[START SUPPLIED DATA]

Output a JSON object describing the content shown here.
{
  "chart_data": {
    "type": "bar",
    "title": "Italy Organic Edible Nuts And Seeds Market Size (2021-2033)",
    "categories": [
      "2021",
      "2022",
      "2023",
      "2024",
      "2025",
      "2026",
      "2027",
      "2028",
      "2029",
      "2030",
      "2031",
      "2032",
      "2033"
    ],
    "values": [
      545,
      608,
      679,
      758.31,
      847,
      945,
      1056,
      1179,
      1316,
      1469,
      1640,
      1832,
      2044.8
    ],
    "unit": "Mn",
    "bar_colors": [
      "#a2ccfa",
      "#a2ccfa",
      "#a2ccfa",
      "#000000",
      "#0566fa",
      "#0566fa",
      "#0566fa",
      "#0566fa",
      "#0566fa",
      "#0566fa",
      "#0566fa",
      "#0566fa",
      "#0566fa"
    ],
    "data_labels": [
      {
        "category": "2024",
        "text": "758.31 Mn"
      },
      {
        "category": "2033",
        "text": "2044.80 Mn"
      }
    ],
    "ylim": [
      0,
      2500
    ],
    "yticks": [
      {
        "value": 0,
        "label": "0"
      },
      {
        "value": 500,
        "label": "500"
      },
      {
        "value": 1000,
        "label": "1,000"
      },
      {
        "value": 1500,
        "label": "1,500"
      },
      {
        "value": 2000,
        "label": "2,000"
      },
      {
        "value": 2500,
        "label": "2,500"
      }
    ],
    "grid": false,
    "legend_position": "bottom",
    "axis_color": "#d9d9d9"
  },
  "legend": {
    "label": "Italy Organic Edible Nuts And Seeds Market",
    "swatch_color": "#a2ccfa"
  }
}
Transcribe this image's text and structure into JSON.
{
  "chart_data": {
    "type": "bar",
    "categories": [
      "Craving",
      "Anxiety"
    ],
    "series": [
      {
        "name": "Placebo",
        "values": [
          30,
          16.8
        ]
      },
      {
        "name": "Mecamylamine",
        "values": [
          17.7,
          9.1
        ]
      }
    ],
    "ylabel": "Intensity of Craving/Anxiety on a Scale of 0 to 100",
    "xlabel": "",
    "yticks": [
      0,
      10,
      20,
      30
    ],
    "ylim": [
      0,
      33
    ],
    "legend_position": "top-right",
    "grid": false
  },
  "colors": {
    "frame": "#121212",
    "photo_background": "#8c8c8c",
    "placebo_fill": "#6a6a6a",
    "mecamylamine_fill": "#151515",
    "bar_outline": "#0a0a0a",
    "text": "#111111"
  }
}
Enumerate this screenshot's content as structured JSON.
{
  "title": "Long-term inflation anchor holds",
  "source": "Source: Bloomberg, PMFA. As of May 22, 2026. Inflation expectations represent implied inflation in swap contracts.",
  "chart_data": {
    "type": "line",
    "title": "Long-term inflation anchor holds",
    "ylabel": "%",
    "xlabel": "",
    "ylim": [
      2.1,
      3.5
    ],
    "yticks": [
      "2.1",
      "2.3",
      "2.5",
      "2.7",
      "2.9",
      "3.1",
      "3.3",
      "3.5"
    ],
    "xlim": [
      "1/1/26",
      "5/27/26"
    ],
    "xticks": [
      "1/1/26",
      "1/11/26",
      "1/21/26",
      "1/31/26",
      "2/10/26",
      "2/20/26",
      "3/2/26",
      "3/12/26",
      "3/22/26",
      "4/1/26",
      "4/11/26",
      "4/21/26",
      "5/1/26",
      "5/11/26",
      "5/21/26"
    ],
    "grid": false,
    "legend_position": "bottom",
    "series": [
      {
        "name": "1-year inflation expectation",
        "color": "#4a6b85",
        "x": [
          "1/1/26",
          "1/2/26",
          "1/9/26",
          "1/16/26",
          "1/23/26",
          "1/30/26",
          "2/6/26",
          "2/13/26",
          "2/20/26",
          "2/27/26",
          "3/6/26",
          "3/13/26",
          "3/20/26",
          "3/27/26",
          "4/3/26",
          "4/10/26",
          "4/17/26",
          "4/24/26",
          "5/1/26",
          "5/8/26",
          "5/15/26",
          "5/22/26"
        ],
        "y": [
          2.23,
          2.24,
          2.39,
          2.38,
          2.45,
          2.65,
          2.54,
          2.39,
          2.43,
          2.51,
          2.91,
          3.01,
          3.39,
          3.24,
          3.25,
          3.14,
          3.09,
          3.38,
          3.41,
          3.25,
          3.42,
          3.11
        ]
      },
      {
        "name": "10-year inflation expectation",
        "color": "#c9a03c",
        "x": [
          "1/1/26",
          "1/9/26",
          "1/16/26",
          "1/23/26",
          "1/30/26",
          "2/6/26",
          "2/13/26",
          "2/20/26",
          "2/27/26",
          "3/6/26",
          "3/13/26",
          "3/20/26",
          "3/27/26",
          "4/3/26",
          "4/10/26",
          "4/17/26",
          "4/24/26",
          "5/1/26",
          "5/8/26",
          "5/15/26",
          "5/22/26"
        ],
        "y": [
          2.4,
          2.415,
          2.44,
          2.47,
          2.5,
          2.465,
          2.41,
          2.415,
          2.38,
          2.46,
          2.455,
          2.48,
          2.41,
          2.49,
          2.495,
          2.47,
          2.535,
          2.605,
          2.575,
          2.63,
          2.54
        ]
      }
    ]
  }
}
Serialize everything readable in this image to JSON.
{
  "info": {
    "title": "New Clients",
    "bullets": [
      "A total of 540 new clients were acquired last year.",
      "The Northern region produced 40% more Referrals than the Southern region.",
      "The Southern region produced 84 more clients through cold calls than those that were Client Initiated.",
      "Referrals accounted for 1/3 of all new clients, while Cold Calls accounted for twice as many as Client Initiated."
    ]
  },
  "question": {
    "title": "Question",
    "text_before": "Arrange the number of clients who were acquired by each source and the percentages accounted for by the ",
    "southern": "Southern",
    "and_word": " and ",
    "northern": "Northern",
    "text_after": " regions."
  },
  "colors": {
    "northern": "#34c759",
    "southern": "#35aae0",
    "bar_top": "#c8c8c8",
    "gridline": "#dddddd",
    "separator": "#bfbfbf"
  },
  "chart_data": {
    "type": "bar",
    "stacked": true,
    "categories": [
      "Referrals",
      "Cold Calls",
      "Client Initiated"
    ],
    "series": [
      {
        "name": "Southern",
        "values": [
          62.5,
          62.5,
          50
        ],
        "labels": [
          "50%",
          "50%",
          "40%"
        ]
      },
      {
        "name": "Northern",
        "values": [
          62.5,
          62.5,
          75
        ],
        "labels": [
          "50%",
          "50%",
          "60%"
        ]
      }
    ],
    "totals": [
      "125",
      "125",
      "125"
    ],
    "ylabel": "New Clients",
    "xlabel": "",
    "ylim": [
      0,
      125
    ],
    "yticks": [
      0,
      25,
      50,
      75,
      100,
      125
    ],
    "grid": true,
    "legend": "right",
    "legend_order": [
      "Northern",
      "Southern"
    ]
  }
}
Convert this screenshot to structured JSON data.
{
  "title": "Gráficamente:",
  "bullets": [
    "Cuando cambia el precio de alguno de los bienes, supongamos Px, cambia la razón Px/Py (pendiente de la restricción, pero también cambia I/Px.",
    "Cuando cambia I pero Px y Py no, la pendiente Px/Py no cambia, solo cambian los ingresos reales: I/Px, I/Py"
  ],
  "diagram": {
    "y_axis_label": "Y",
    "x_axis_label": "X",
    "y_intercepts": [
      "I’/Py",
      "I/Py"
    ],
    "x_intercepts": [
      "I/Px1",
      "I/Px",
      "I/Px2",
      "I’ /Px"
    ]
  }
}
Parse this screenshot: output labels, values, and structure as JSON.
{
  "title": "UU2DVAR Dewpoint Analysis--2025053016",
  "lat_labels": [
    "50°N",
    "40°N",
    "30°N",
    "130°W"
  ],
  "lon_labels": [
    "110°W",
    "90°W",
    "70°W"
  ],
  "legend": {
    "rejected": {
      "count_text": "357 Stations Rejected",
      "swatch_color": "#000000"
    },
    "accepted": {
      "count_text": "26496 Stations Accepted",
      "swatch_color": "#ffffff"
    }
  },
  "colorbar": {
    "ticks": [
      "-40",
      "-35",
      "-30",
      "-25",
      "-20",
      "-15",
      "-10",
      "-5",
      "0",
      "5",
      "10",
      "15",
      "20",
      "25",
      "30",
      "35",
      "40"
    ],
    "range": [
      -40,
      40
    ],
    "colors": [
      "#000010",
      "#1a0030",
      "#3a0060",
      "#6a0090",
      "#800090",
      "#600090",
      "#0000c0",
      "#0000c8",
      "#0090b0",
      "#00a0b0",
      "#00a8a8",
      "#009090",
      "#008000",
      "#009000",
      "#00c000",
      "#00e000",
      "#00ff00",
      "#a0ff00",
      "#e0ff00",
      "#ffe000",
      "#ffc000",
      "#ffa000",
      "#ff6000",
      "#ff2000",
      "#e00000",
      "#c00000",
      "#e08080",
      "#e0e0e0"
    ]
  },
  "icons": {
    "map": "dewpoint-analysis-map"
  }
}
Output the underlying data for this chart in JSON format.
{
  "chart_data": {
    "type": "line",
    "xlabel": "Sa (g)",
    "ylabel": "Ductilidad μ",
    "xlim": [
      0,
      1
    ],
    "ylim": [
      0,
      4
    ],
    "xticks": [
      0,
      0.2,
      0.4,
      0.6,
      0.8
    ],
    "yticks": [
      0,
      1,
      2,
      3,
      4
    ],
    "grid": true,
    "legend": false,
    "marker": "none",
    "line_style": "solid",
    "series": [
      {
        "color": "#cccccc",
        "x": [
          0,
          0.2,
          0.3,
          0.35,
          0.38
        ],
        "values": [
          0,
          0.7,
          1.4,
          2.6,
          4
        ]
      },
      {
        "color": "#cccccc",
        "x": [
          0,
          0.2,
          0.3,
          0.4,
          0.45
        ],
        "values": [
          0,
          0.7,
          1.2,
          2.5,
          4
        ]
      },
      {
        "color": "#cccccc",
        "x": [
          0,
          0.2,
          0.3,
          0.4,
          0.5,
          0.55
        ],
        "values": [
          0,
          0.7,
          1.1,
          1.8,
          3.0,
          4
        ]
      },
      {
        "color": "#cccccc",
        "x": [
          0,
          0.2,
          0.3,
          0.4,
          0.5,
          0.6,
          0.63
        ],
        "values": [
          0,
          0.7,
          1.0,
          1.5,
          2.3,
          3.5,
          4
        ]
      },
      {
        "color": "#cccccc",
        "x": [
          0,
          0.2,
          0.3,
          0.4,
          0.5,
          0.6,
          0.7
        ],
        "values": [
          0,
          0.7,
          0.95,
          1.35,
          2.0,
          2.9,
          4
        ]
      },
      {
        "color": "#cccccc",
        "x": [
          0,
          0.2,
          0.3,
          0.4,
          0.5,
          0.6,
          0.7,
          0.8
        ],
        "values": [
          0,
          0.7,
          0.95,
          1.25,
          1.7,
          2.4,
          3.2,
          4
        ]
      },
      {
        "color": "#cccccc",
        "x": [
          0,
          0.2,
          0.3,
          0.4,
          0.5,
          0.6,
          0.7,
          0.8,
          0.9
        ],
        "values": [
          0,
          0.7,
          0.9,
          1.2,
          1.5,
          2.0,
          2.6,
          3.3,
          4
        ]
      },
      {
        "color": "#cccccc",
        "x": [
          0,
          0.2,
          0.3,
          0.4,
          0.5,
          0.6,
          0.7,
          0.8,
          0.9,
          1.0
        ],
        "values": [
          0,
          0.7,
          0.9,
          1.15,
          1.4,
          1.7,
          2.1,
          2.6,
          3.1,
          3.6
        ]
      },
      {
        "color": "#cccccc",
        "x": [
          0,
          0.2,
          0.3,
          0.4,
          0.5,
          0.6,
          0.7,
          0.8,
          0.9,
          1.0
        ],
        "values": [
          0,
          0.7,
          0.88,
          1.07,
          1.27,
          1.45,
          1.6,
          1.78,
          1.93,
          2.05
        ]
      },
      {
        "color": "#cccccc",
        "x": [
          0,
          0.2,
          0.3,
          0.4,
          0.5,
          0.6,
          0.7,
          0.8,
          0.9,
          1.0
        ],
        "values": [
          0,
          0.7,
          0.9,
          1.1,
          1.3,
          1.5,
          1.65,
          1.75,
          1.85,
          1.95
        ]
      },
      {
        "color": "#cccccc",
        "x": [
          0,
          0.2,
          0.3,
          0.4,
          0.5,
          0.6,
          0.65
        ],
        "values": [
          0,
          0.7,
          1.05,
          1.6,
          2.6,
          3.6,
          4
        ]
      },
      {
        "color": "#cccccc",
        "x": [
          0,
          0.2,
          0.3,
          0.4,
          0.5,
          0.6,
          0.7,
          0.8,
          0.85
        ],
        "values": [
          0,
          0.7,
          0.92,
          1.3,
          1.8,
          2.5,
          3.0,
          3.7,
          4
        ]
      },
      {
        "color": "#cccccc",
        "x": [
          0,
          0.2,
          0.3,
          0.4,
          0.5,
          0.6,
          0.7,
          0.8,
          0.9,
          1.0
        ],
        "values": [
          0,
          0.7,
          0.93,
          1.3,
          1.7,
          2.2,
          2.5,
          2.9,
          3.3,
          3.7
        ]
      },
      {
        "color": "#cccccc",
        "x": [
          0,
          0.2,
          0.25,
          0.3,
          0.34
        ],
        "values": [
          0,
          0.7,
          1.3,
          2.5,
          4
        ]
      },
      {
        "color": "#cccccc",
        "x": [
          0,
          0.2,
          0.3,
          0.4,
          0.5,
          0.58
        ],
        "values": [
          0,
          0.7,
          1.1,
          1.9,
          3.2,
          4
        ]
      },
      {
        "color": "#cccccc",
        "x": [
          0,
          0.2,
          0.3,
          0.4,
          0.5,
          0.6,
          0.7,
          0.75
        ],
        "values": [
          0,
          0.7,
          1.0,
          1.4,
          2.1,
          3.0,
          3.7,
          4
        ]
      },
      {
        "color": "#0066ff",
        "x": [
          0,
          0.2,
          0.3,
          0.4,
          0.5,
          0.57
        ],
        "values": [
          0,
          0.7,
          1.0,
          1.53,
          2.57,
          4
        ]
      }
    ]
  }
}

[END SUPPLIED DATA]

» **EXERCISE**
Pull out all lines of the data with the string "screenshot".

» **FULL OUTPUT**
Enumerate this screenshot's content as structured JSON.
Convert this screenshot to structured JSON data.
Parse this screenshot: output labels, values, and structure as JSON.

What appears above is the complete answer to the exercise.